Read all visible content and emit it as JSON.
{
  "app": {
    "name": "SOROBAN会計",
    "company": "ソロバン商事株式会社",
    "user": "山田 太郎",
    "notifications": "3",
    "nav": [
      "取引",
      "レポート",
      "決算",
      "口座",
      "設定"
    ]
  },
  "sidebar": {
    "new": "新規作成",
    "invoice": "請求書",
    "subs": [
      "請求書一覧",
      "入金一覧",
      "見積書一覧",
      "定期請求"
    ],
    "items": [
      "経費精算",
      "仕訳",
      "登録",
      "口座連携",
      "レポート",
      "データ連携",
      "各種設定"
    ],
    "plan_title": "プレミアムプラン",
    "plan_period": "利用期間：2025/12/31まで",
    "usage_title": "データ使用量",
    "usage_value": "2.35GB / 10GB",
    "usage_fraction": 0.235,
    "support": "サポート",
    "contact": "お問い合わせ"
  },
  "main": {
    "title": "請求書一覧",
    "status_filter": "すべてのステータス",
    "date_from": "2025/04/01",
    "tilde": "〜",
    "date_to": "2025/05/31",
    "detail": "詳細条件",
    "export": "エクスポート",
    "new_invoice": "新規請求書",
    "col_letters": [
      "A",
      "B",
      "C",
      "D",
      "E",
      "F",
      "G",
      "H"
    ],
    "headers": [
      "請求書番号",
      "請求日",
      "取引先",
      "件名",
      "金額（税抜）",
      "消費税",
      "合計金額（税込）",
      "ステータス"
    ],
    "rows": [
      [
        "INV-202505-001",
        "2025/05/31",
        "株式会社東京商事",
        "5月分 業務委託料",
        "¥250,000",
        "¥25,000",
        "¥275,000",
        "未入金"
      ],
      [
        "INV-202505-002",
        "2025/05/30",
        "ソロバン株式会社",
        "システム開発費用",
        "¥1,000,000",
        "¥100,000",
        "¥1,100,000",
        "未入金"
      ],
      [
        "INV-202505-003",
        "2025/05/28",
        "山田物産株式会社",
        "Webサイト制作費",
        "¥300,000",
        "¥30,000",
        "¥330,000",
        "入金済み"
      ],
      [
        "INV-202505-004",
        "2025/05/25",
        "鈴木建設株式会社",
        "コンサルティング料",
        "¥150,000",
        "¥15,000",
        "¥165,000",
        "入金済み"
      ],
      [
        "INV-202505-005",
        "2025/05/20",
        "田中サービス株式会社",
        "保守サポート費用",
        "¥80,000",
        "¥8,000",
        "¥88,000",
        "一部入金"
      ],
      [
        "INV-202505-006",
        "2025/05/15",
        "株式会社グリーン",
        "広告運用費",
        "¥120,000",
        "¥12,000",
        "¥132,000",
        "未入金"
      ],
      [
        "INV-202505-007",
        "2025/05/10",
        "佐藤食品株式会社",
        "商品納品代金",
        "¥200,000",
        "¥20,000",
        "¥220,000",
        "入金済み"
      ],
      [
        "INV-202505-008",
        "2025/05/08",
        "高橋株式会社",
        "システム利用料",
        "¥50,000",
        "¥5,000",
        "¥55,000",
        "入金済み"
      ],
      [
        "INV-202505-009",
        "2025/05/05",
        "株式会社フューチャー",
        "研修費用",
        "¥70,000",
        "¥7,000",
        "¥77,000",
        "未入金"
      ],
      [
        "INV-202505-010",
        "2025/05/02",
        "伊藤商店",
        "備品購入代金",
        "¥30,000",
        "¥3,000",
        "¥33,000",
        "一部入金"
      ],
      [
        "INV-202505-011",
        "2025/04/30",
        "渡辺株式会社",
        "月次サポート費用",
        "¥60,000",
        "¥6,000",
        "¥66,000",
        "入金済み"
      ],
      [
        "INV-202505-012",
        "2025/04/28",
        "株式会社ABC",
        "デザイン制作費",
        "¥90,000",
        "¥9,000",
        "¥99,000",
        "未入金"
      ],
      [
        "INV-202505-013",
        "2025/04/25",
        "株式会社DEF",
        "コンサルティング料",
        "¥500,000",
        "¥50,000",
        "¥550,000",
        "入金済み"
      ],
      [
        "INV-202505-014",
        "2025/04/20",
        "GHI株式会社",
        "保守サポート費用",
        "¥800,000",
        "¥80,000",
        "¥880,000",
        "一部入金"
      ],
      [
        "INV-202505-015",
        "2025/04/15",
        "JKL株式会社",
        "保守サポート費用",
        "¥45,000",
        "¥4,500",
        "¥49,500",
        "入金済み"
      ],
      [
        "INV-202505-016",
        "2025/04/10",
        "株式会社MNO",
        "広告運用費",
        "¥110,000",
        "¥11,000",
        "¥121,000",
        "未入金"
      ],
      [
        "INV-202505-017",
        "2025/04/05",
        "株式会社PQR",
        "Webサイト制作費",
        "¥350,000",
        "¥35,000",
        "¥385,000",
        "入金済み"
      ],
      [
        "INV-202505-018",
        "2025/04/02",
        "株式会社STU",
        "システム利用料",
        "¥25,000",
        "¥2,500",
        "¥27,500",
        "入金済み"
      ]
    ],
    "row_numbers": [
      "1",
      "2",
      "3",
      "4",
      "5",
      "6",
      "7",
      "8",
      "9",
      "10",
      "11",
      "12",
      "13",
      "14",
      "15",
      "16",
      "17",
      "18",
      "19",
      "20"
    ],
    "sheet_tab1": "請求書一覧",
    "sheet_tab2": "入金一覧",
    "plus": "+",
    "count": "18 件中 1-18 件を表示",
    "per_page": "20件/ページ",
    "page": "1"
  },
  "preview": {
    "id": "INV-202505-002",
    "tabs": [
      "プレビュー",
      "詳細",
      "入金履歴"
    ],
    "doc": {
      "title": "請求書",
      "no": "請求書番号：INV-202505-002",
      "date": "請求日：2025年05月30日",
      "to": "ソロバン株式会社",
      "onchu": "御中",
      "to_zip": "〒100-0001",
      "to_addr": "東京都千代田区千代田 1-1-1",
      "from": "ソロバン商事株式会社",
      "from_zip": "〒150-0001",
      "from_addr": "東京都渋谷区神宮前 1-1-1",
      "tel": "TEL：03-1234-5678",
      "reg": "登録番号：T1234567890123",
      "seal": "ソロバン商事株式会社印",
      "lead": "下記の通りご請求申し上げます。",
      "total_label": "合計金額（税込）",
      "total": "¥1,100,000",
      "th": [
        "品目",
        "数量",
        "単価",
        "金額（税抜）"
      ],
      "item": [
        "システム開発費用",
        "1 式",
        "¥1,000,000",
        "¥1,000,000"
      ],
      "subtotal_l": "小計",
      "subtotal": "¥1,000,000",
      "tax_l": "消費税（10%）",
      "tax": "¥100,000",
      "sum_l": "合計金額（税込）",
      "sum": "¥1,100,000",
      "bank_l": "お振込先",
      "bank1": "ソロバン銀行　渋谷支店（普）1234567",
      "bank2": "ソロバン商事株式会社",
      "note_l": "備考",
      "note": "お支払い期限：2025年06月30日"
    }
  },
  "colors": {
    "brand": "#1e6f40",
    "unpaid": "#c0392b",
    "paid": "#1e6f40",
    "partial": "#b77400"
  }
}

▶ **WORK REQUIRED**: Your task is to extract all of the records exactly.

▶ **CORRECT ANSWER**:
Read all visible content and emit it as JSON.
{
  "app": {
    "name": "SOROBAN会計",
    "company": "ソロバン商事株式会社",
    "user": "山田 太郎",
    "notifications": "3",
    "nav": [
      "取引",
      "レポート",
      "決算",
      "口座",
      "設定"
    ]
  },
  "sidebar": {
    "new": "新規作成",
    "invoice": "請求書",
    "subs": [
      "請求書一覧",
      "入金一覧",
      "見積書一覧",
      "定期請求"
    ],
    "items": [
      "経費精算",
      "仕訳",
      "登録",
      "口座連携",
      "レポート",
      "データ連携",
      "各種設定"
    ],
    "plan_title": "プレミアムプラン",
    "plan_period": "利用期間：2025/12/31まで",
    "usage_title": "データ使用量",
    "usage_value": "2.35GB / 10GB",
    "usage_fraction": 0.235,
    "support": "サポート",
    "contact": "お問い合わせ"
  },
  "main": {
    "title": "請求書一覧",
    "status_filter": "すべてのステータス",
    "date_from": "2025/04/01",
    "tilde": "〜",
    "date_to": "2025/05/31",
    "detail": "詳細条件",
    "export": "エクスポート",
    "new_invoice": "新規請求書",
    "col_letters": [
      "A",
      "B",
      "C",
      "D",
      "E",
      "F",
      "G",
      "H"
    ],
    "headers": [
      "請求書番号",
      "請求日",
      "取引先",
      "件名",
      "金額（税抜）",
      "消費税",
      "合計金額（税込）",
      "ステータス"
    ],
    "rows": [
      [
        "INV-202505-001",
        "2025/05/31",
        "株式会社東京商事",
        "5月分 業務委託料",
        "¥250,000",
        "¥25,000",
        "¥275,000",
        "未入金"
      ],
      [
        "INV-202505-002",
        "2025/05/30",
        "ソロバン株式会社",
        "システム開発費用",
        "¥1,000,000",
        "¥100,000",
        "¥1,100,000",
        "未入金"
      ],
      [
        "INV-202505-003",
        "2025/05/28",
        "山田物産株式会社",
        "Webサイト制作費",
        "¥300,000",
        "¥30,000",
        "¥330,000",
        "入金済み"
      ],
      [
        "INV-202505-004",
        "2025/05/25",
        "鈴木建設株式会社",
        "コンサルティング料",
        "¥150,000",
        "¥15,000",
        "¥165,000",
        "入金済み"
      ],
      [
        "INV-202505-005",
        "2025/05/20",
        "田中サービス株式会社",
        "保守サポート費用",
        "¥80,000",
        "¥8,000",
        "¥88,000",
        "一部入金"
      ],
      [
        "INV-202505-006",
        "2025/05/15",
        "株式会社グリーン",
        "広告運用費",
        "¥120,000",
        "¥12,000",
        "¥132,000",
        "未入金"
      ],
      [
        "INV-202505-007",
        "2025/05/10",
        "佐藤食品株式会社",
        "商品納品代金",
        "¥200,000",
        "¥20,000",
        "¥220,000",
        "入金済み"
      ],
      [
        "INV-202505-008",
        "2025/05/08",
        "高橋株式会社",
        "システム利用料",
        "¥50,000",
        "¥5,000",
        "¥55,000",
        "入金済み"
      ],
      [
        "INV-202505-009",
        "2025/05/05",
        "株式会社フューチャー",
        "研修費用",
        "¥70,000",
        "¥7,000",
        "¥77,000",
        "未入金"
      ],
      [
        "INV-202505-010",
        "2025/05/02",
        "伊藤商店",
        "備品購入代金",
        "¥30,000",
        "¥3,000",
        "¥33,000",
        "一部入金"
      ],
      [
        "INV-202505-011",
        "2025/04/30",
        "渡辺株式会社",
        "月次サポート費用",
        "¥60,000",
        "¥6,000",
        "¥66,000",
        "入金済み"
      ],
      [
        "INV-202505-012",
        "2025/04/28",
        "株式会社ABC",
        "デザイン制作費",
        "¥90,000",
        "¥9,000",
        "¥99,000",
        "未入金"
      ],
      [
        "INV-202505-013",
        "2025/04/25",
        "株式会社DEF",
        "コンサルティング料",
        "¥500,000",
        "¥50,000",
        "¥550,000",
        "入金済み"
      ],
      [
        "INV-202505-014",
        "2025/04/20",
        "GHI株式会社",
        "保守サポート費用",
        "¥800,000",
        "¥80,000",
        "¥880,000",
        "一部入金"
      ],
      [
        "INV-202505-015",
        "2025/04/15",
        "JKL株式会社",
        "保守サポート費用",
        "¥45,000",
        "¥4,500",
        "¥49,500",
        "入金済み"
      ],
      [
        "INV-202505-016",
        "2025/04/10",
        "株式会社MNO",
        "広告運用費",
        "¥110,000",
        "¥11,000",
        "¥121,000",
        "未入金"
      ],
      [
        "INV-202505-017",
        "2025/04/05",
        "株式会社PQR",
        "Webサイト制作費",
        "¥350,000",
        "¥35,000",
        "¥385,000",
        "入金済み"
      ],
      [
        "INV-202505-018",
        "2025/04/02",
        "株式会社STU",
        "システム利用料",
        "¥25,000",
        "¥2,500",
        "¥27,500",
        "入金済み"
      ]
    ],
    "row_numbers": [
      "1",
      "2",
      "3",
      "4",
      "5",
      "6",
      "7",
      "8",
      "9",
      "10",
      "11",
      "12",
      "13",
      "14",
      "15",
      "16",
      "17",
      "18",
      "19",
      "20"
    ],
    "sheet_tab1": "請求書一覧",
    "sheet_tab2": "入金一覧",
    "plus": "+",
    "count": "18 件中 1-18 件を表示",
    "per_page": "20件/ページ",
    "page": "1"
  },
  "preview": {
    "id": "INV-202505-002",
    "tabs": [
      "プレビュー",
      "詳細",
      "入金履歴"
    ],
    "doc": {
      "title": "請求書",
      "no": "請求書番号：INV-202505-002",
      "date": "請求日：2025年05月30日",
      "to": "ソロバン株式会社",
      "onchu": "御中",
      "to_zip": "〒100-0001",
      "to_addr": "東京都千代田区千代田 1-1-1",
      "from": "ソロバン商事株式会社",
      "from_zip": "〒150-0001",
      "from_addr": "東京都渋谷区神宮前 1-1-1",
      "tel": "TEL：03-1234-5678",
      "reg": "登録番号：T1234567890123",
      "seal": "ソロバン商事株式会社印",
      "lead": "下記の通りご請求申し上げます。",
      "total_label": "合計金額（税込）",
      "total": "¥1,100,000",
      "th": [
        "品目",
        "数量",
        "単価",
        "金額（税抜）"
      ],
      "item": [
        "システム開発費用",
        "1 式",
        "¥1,000,000",
        "¥1,000,000"
      ],
      "subtotal_l": "小計",
      "subtotal": "¥1,000,000",
      "tax_l": "消費税（10%）",
      "tax": "¥100,000",
      "sum_l": "合計金額（税込）",
      "sum": "¥1,100,000",
      "bank_l": "お振込先",
      "bank1": "ソロバン銀行　渋谷支店（普）1234567",
      "bank2": "ソロバン商事株式会社",
      "note_l": "備考",
      "note": "お支払い期限：2025年06月30日"
    }
  },
  "colors": {
    "brand": "#1e6f40",
    "unpaid": "#c0392b",
    "paid": "#1e6f40",
    "partial": "#b77400"
  }
}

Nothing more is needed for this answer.